● Stated problem
Output every entry exactly as written, skipping any pictures.

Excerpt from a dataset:
——
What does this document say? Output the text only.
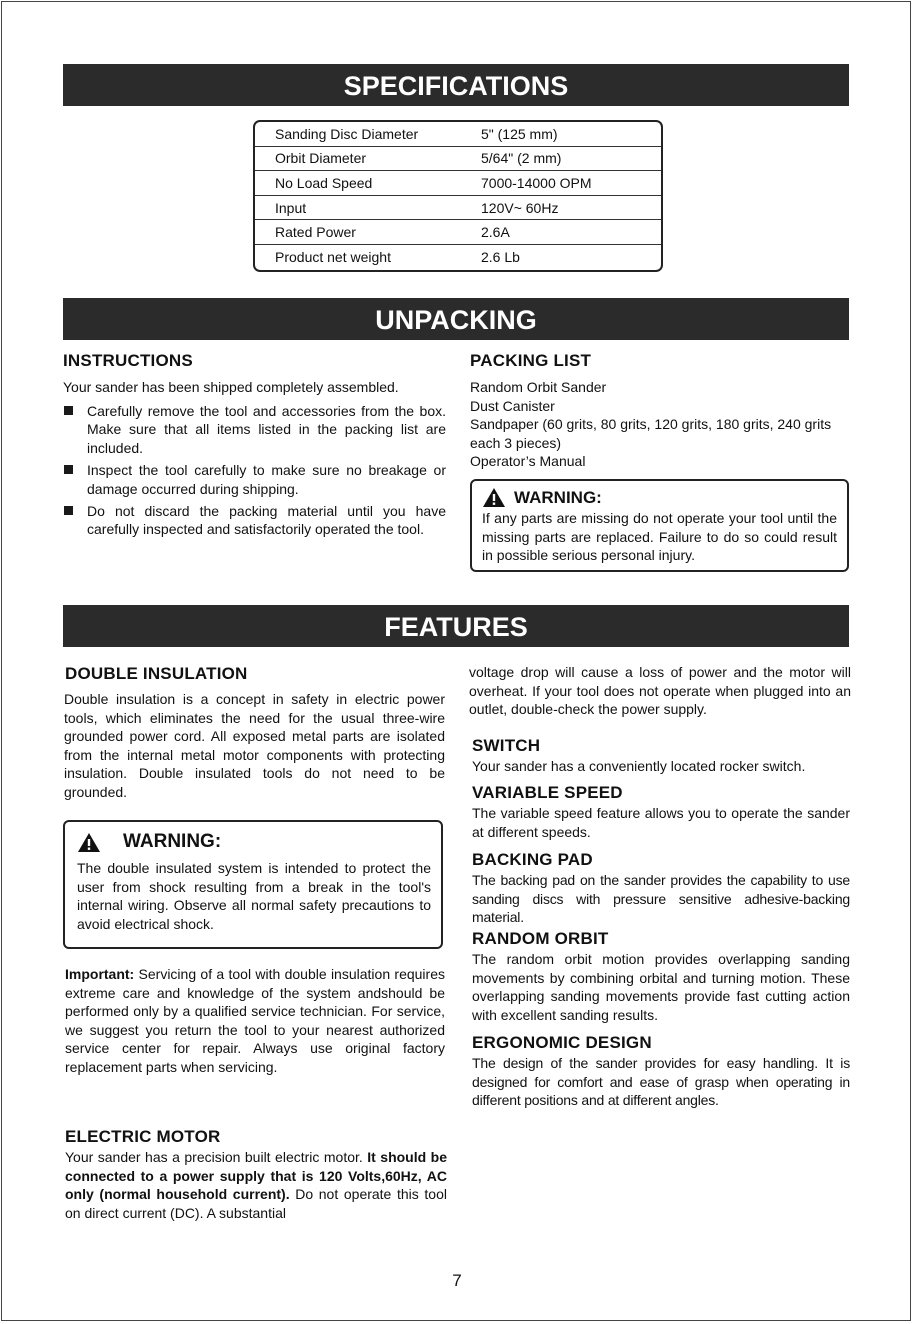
SPECIFICATIONS
Sanding Disc Diameter	5" (125 mm)
Orbit Diameter	5/64" (2 mm)
No Load Speed	7000-14000 OPM
Input	120V~ 60Hz
Rated Power	2.6A
Product net weight	2.6 Lb
UNPACKING
INSTRUCTIONS
Your sander has been shipped completely assembled.
Carefully remove the tool and accessories from the box. Make sure that all items listed in the packing list are included.
Inspect the tool carefully to make sure no breakage or damage occurred during shipping.
Do not discard the packing material until you have carefully inspected and satisfactorily operated the tool.
PACKING LIST

Random Orbit Sander

Dust Canister

Sandpaper (60 grits, 80 grits, 120 grits, 180 grits, 240 grits each 3 pieces)

Operator’s Manual

WARNING:
If any parts are missing do not operate your tool until the missing parts are replaced. Failure to do so could result in possible serious personal injury.
FEATURES
DOUBLE INSULATION
Double insulation is a concept in safety in electric power tools, which eliminates the need for the usual three-wire grounded power cord. All exposed metal parts are isolated from the internal metal motor components with protecting insulation. Double insulated tools do not need to be grounded.
WARNING:
The double insulated system is intended to protect the user from shock resulting from a break in the tool's internal wiring. Observe all normal safety precautions to avoid electrical shock.
Important: Servicing of a tool with double insulation requires extreme care and knowledge of the system andshould be performed only by a qualified service technician. For service, we suggest you return the tool to your nearest authorized service center for repair. Always use original factory replacement parts when servicing.
ELECTRIC MOTOR
Your sander has a precision built electric motor. It should be connected to a power supply that is 120 Volts,60Hz, AC only (normal household current). Do not operate this tool on direct current (DC). A substantial
voltage drop will cause a loss of power and the motor will overheat. If your tool does not operate when plugged into an outlet, double-check the power supply.
SWITCH
Your sander has a conveniently located rocker switch.
VARIABLE SPEED
The variable speed feature allows you to operate the sander at different speeds.
BACKING PAD
The backing pad on the sander provides the capability to use sanding discs with pressure sensitive adhesive-backing material.
RANDOM ORBIT
The random orbit motion provides overlapping sanding movements by combining orbital and turning motion. These overlapping sanding movements provide fast cutting action with excellent sanding results.
ERGONOMIC DESIGN
The design of the sander provides for easy handling. It is designed for comfort and ease of grasp when operating in different positions and at different angles.
7
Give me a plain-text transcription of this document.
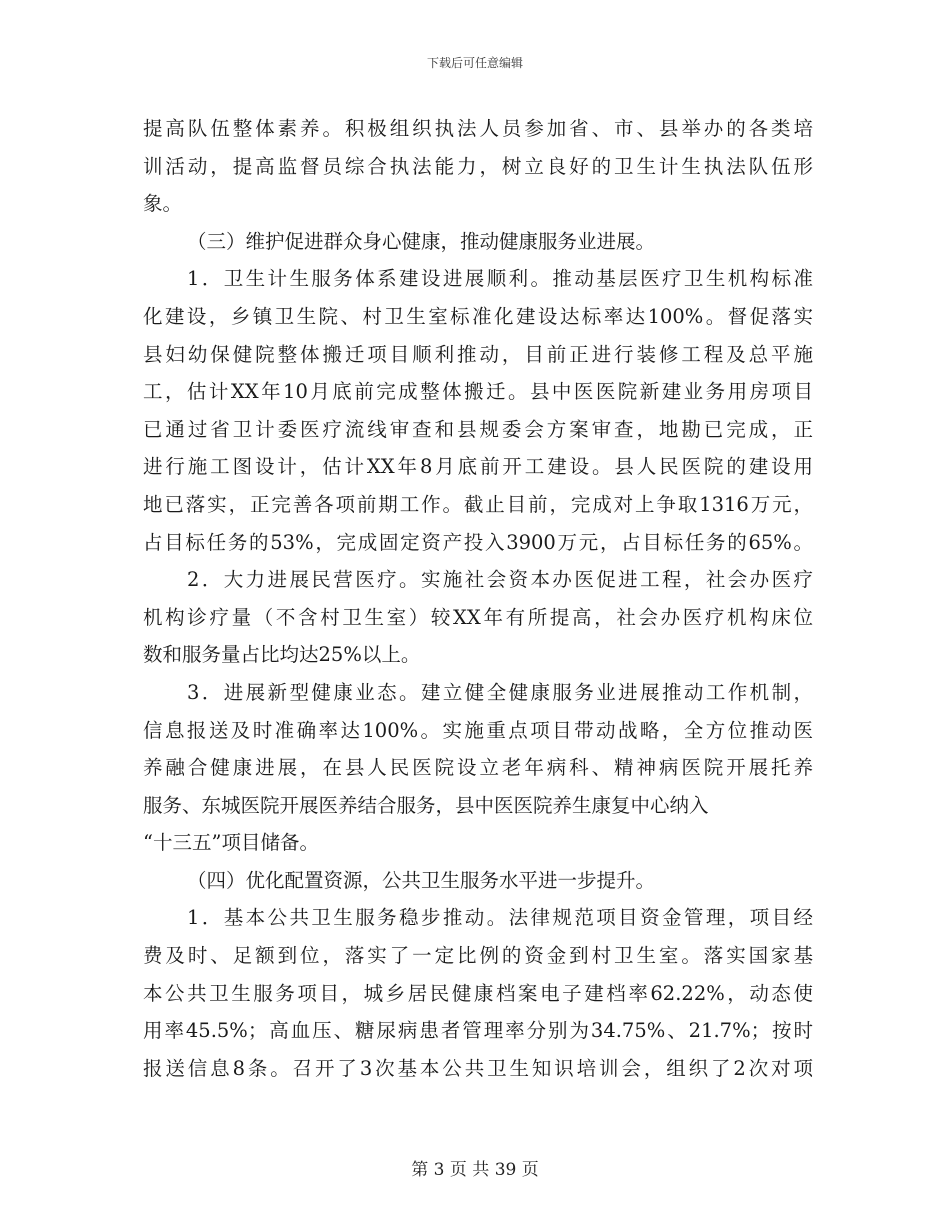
下载后可任意编辑
提高队伍整体素养。积极组织执法人员参加省、市、县举办的各类培
训活动，提高监督员综合执法能力，树立良好的卫生计生执法队伍形
象。
（三）维护促进群众身心健康，推动健康服务业进展。
1．卫生计生服务体系建设进展顺利。推动基层医疗卫生机构标准
化建设，乡镇卫生院、村卫生室标准化建设达标率达100%。督促落实
县妇幼保健院整体搬迁项目顺利推动，目前正进行装修工程及总平施
工，估计XX年10月底前完成整体搬迁。县中医医院新建业务用房项目
已通过省卫计委医疗流线审查和县规委会方案审查，地勘已完成，正
进行施工图设计，估计XX年8月底前开工建设。县人民医院的建设用
地已落实，正完善各项前期工作。截止目前，完成对上争取1316万元，
占目标任务的53%，完成固定资产投入3900万元，占目标任务的65%。
2．大力进展民营医疗。实施社会资本办医促进工程，社会办医疗
机构诊疗量（不含村卫生室）较XX年有所提高，社会办医疗机构床位
数和服务量占比均达25%以上。
3．进展新型健康业态。建立健全健康服务业进展推动工作机制，
信息报送及时准确率达100%。实施重点项目带动战略，全方位推动医
养融合健康进展，在县人民医院设立老年病科、精神病医院开展托养
服务、东城医院开展医养结合服务，县中医医院养生康复中心纳入
“十三五”项目储备。
（四）优化配置资源，公共卫生服务水平进一步提升。
1．基本公共卫生服务稳步推动。法律规范项目资金管理，项目经
费及时、足额到位，落实了一定比例的资金到村卫生室。落实国家基
本公共卫生服务项目，城乡居民健康档案电子建档率62.22%，动态使
用率45.5%；高血压、糖尿病患者管理率分别为34.75%、21.7%；按时
报送信息8条。召开了3次基本公共卫生知识培训会，组织了2次对项
第 3 页 共 39 页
——
● Reply
What does this document say? Output the text only.
SPECIFICATIONS
Sanding Disc Diameter	5" (125 mm)
Orbit Diameter	5/64" (2 mm)
No Load Speed	7000-14000 OPM
Input	120V~ 60Hz
Rated Power	2.6A
Product net weight	2.6 Lb
UNPACKING
INSTRUCTIONS
Your sander has been shipped completely assembled.
Carefully remove the tool and accessories from the box. Make sure that all items listed in the packing list are included.
Inspect the tool carefully to make sure no breakage or damage occurred during shipping.
Do not discard the packing material until you have carefully inspected and satisfactorily operated the tool.
PACKING LIST

Random Orbit Sander

Dust Canister

Sandpaper (60 grits, 80 grits, 120 grits, 180 grits, 240 grits each 3 pieces)

Operator’s Manual

WARNING:
If any parts are missing do not operate your tool until the missing parts are replaced. Failure to do so could result in possible serious personal injury.
FEATURES
DOUBLE INSULATION
Double insulation is a concept in safety in electric power tools, which eliminates the need for the usual three-wire grounded power cord. All exposed metal parts are isolated from the internal metal motor components with protecting insulation. Double insulated tools do not need to be grounded.
WARNING:
The double insulated system is intended to protect the user from shock resulting from a break in the tool's internal wiring. Observe all normal safety precautions to avoid electrical shock.
Important: Servicing of a tool with double insulation requires extreme care and knowledge of the system andshould be performed only by a qualified service technician. For service, we suggest you return the tool to your nearest authorized service center for repair. Always use original factory replacement parts when servicing.
ELECTRIC MOTOR
Your sander has a precision built electric motor. It should be connected to a power supply that is 120 Volts,60Hz, AC only (normal household current). Do not operate this tool on direct current (DC). A substantial
voltage drop will cause a loss of power and the motor will overheat. If your tool does not operate when plugged into an outlet, double-check the power supply.
SWITCH
Your sander has a conveniently located rocker switch.
VARIABLE SPEED
The variable speed feature allows you to operate the sander at different speeds.
BACKING PAD
The backing pad on the sander provides the capability to use sanding discs with pressure sensitive adhesive-backing material.
RANDOM ORBIT
The random orbit motion provides overlapping sanding movements by combining orbital and turning motion. These overlapping sanding movements provide fast cutting action with excellent sanding results.
ERGONOMIC DESIGN
The design of the sander provides for easy handling. It is designed for comfort and ease of grasp when operating in different positions and at different angles.
7
Give me a plain-text transcription of this document.
下载后可任意编辑
提高队伍整体素养。积极组织执法人员参加省、市、县举办的各类培
训活动，提高监督员综合执法能力，树立良好的卫生计生执法队伍形
象。
（三）维护促进群众身心健康，推动健康服务业进展。
1．卫生计生服务体系建设进展顺利。推动基层医疗卫生机构标准
化建设，乡镇卫生院、村卫生室标准化建设达标率达100%。督促落实
县妇幼保健院整体搬迁项目顺利推动，目前正进行装修工程及总平施
工，估计XX年10月底前完成整体搬迁。县中医医院新建业务用房项目
已通过省卫计委医疗流线审查和县规委会方案审查，地勘已完成，正
进行施工图设计，估计XX年8月底前开工建设。县人民医院的建设用
地已落实，正完善各项前期工作。截止目前，完成对上争取1316万元，
占目标任务的53%，完成固定资产投入3900万元，占目标任务的65%。
2．大力进展民营医疗。实施社会资本办医促进工程，社会办医疗
机构诊疗量（不含村卫生室）较XX年有所提高，社会办医疗机构床位
数和服务量占比均达25%以上。
3．进展新型健康业态。建立健全健康服务业进展推动工作机制，
信息报送及时准确率达100%。实施重点项目带动战略，全方位推动医
养融合健康进展，在县人民医院设立老年病科、精神病医院开展托养
服务、东城医院开展医养结合服务，县中医医院养生康复中心纳入
“十三五”项目储备。
（四）优化配置资源，公共卫生服务水平进一步提升。
1．基本公共卫生服务稳步推动。法律规范项目资金管理，项目经
费及时、足额到位，落实了一定比例的资金到村卫生室。落实国家基
本公共卫生服务项目，城乡居民健康档案电子建档率62.22%，动态使
用率45.5%；高血压、糖尿病患者管理率分别为34.75%、21.7%；按时
报送信息8条。召开了3次基本公共卫生知识培训会，组织了2次对项
第 3 页 共 39 页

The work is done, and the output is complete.